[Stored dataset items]
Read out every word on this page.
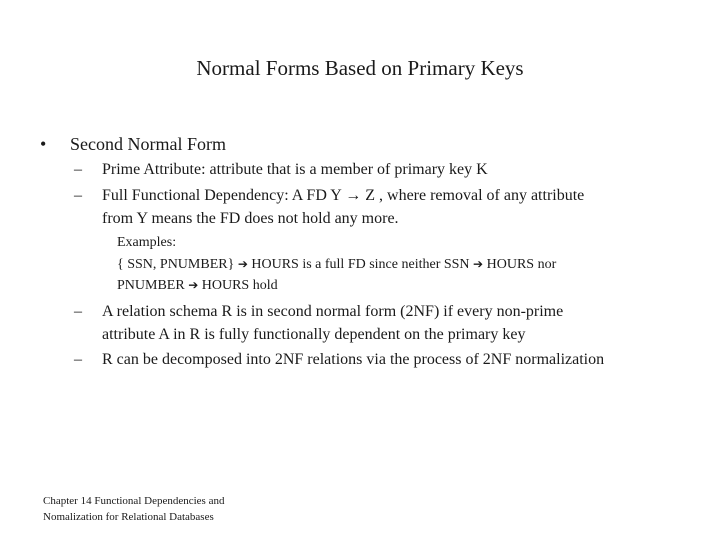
Normal Forms Based on Primary Keys
• Second Normal Form
– Prime Attribute: attribute that is a member of primary key K
– Full Functional Dependency: A FD Y → Z , where removal of any attribute
from Y means the FD does not hold any more.
Examples:
{ SSN, PNUMBER} ➔ HOURS is a full FD since neither SSN ➔ HOURS nor
PNUMBER ➔ HOURS hold
– A relation schema R is in second normal form (2NF) if every non-prime
attribute A in R is fully functionally dependent on the primary key
– R can be decomposed into 2NF relations via the process of 2NF normalization
Chapter 14 Functional Dependencies and
Nomalization for Relational Databases
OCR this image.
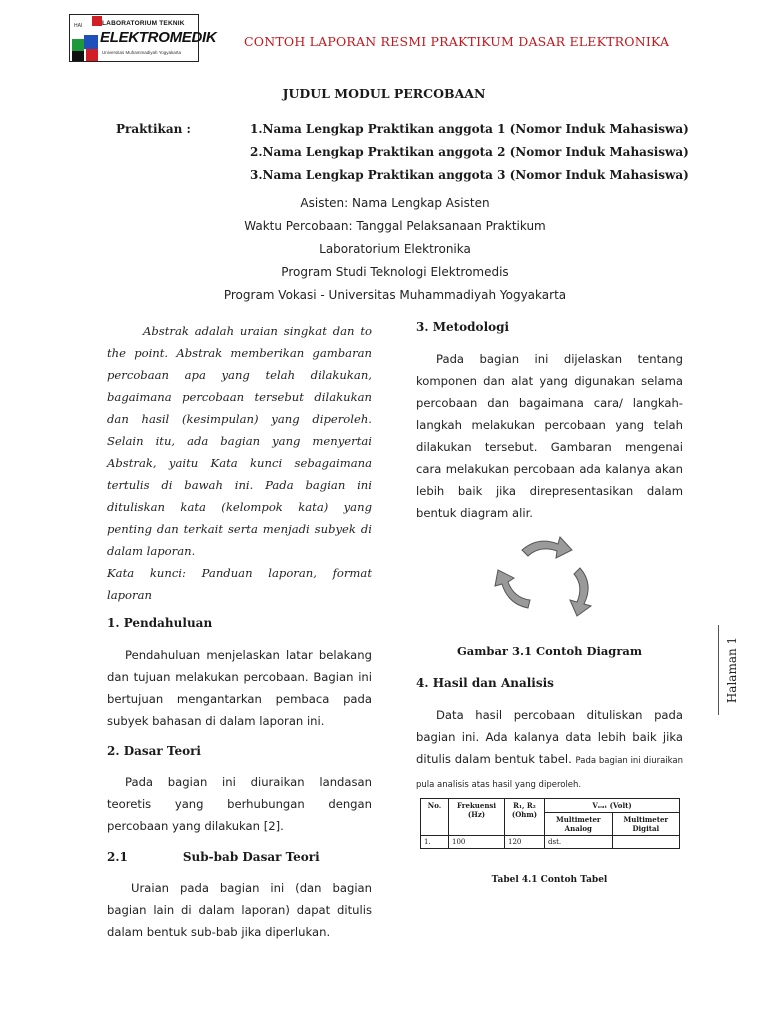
HAI	LABORATORIUM TEKNIK
ELEKTROMEDIK
Universitas Muhammadiyah Yogyakarta
CONTOH LAPORAN RESMI PRAKTIKUM DASAR ELEKTRONIKA
JUDUL MODUL PERCOBAAN
Praktikan :	1.Nama Lengkap Praktikan anggota 1 (Nomor Induk Mahasiswa)
2.Nama Lengkap Praktikan anggota 2 (Nomor Induk Mahasiswa)
3.Nama Lengkap Praktikan anggota 3 (Nomor Induk Mahasiswa)
Asisten: Nama Lengkap Asisten
Waktu Percobaan: Tanggal Pelaksanaan Praktikum
Laboratorium Elektronika
Program Studi Teknologi Elektromedis
Program Vokasi - Universitas Muhammadiyah Yogyakarta

Abstrak adalah uraian singkat dan to the point. Abstrak memberikan gambaran percobaan apa yang telah dilakukan, bagaimana percobaan tersebut dilakukan dan hasil (kesimpulan) yang diperoleh. Selain itu, ada bagian yang menyertai Abstrak, yaitu Kata kunci sebagaimana tertulis di bawah ini. Pada bagian ini dituliskan kata (kelompok kata) yang penting dan terkait serta menjadi subyek di dalam laporan.

Kata kunci: Panduan laporan, format laporan

1. Pendahuluan

Pendahuluan menjelaskan latar belakang dan tujuan melakukan percobaan. Bagian ini bertujuan mengantarkan pembaca pada subyek bahasan di dalam laporan ini.

2. Dasar Teori

Pada bagian ini diuraikan landasan teoretis yang berhubungan dengan percobaan yang dilakukan [2].

2.1	Sub-bab Dasar Teori

Uraian pada bagian ini (dan bagian bagian lain di dalam laporan) dapat ditulis dalam bentuk sub-bab jika diperlukan.

3. Metodologi

Pada bagian ini dijelaskan tentang komponen dan alat yang digunakan selama percobaan dan bagaimana cara/ langkah-langkah melakukan percobaan yang telah dilakukan tersebut. Gambaran mengenai cara melakukan percobaan ada kalanya akan lebih baik jika direpresentasikan dalam bentuk diagram alir.

Gambar 3.1 Contoh Diagram

4. Hasil dan Analisis

Data hasil percobaan dituliskan pada bagian ini. Ada kalanya data lebih baik jika ditulis dalam bentuk tabel. Pada bagian ini diuraikan pula analisis atas hasil yang diperoleh.

No.	Frekuensi (Hz)	R₁, R₂ (Ohm)	Vₒᵤₜ (Volt)	
			Multimeter Analog	Multimeter Digital
1.	100	120	dst.	
Tabel 4.1 Contoh Tabel
Halaman 1
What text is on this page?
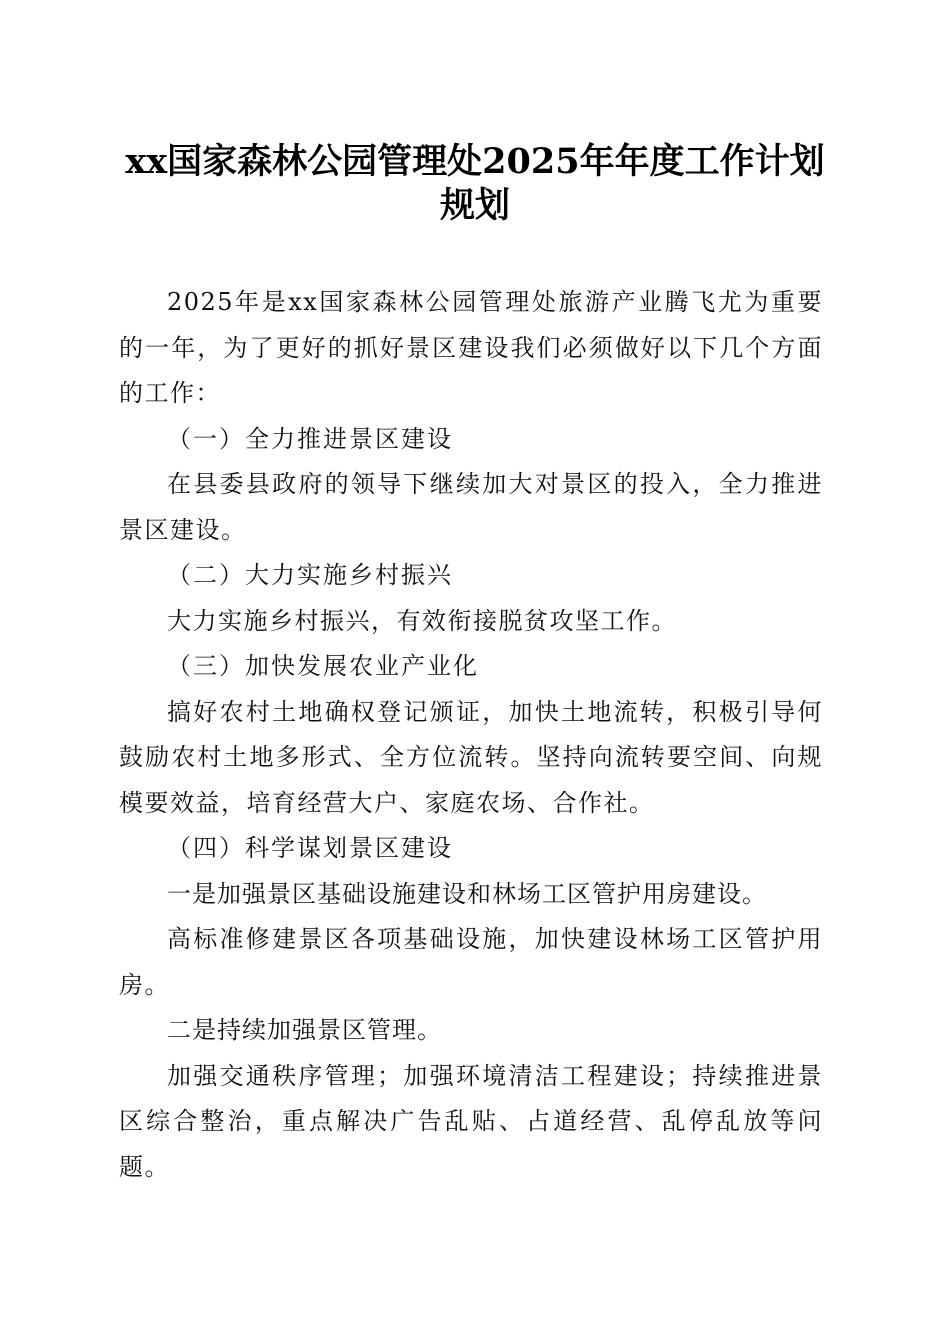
xx国家森林公园管理处2025年年度工作计划
规划

2025年是xx国家森林公园管理处旅游产业腾飞尤为重要的一年，为了更好的抓好景区建设我们必须做好以下几个方面的工作：

（一）全力推进景区建设

在县委县政府的领导下继续加大对景区的投入，全力推进景区建设。

（二）大力实施乡村振兴

大力实施乡村振兴，有效衔接脱贫攻坚工作。

（三）加快发展农业产业化

搞好农村土地确权登记颁证，加快土地流转，积极引导何鼓励农村土地多形式、全方位流转。坚持向流转要空间、向规模要效益，培育经营大户、家庭农场、合作社。

（四）科学谋划景区建设

一是加强景区基础设施建设和林场工区管护用房建设。

高标准修建景区各项基础设施，加快建设林场工区管护用房。

二是持续加强景区管理。

加强交通秩序管理；加强环境清洁工程建设；持续推进景区综合整治，重点解决广告乱贴、占道经营、乱停乱放等问题。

DO THIS =>
Please reproduce nothing but the lines from the one containing "What text is on this page?" through the closing line of the listing, retyped word for word, pictures excluded.

ANSWER =>
What text is on this page?
xx国家森林公园管理处2025年年度工作计划
规划

2025年是xx国家森林公园管理处旅游产业腾飞尤为重要的一年，为了更好的抓好景区建设我们必须做好以下几个方面的工作：

（一）全力推进景区建设

在县委县政府的领导下继续加大对景区的投入，全力推进景区建设。

（二）大力实施乡村振兴

大力实施乡村振兴，有效衔接脱贫攻坚工作。

（三）加快发展农业产业化

搞好农村土地确权登记颁证，加快土地流转，积极引导何鼓励农村土地多形式、全方位流转。坚持向流转要空间、向规模要效益，培育经营大户、家庭农场、合作社。

（四）科学谋划景区建设

一是加强景区基础设施建设和林场工区管护用房建设。

高标准修建景区各项基础设施，加快建设林场工区管护用房。

二是持续加强景区管理。

加强交通秩序管理；加强环境清洁工程建设；持续推进景区综合整治，重点解决广告乱贴、占道经营、乱停乱放等问题。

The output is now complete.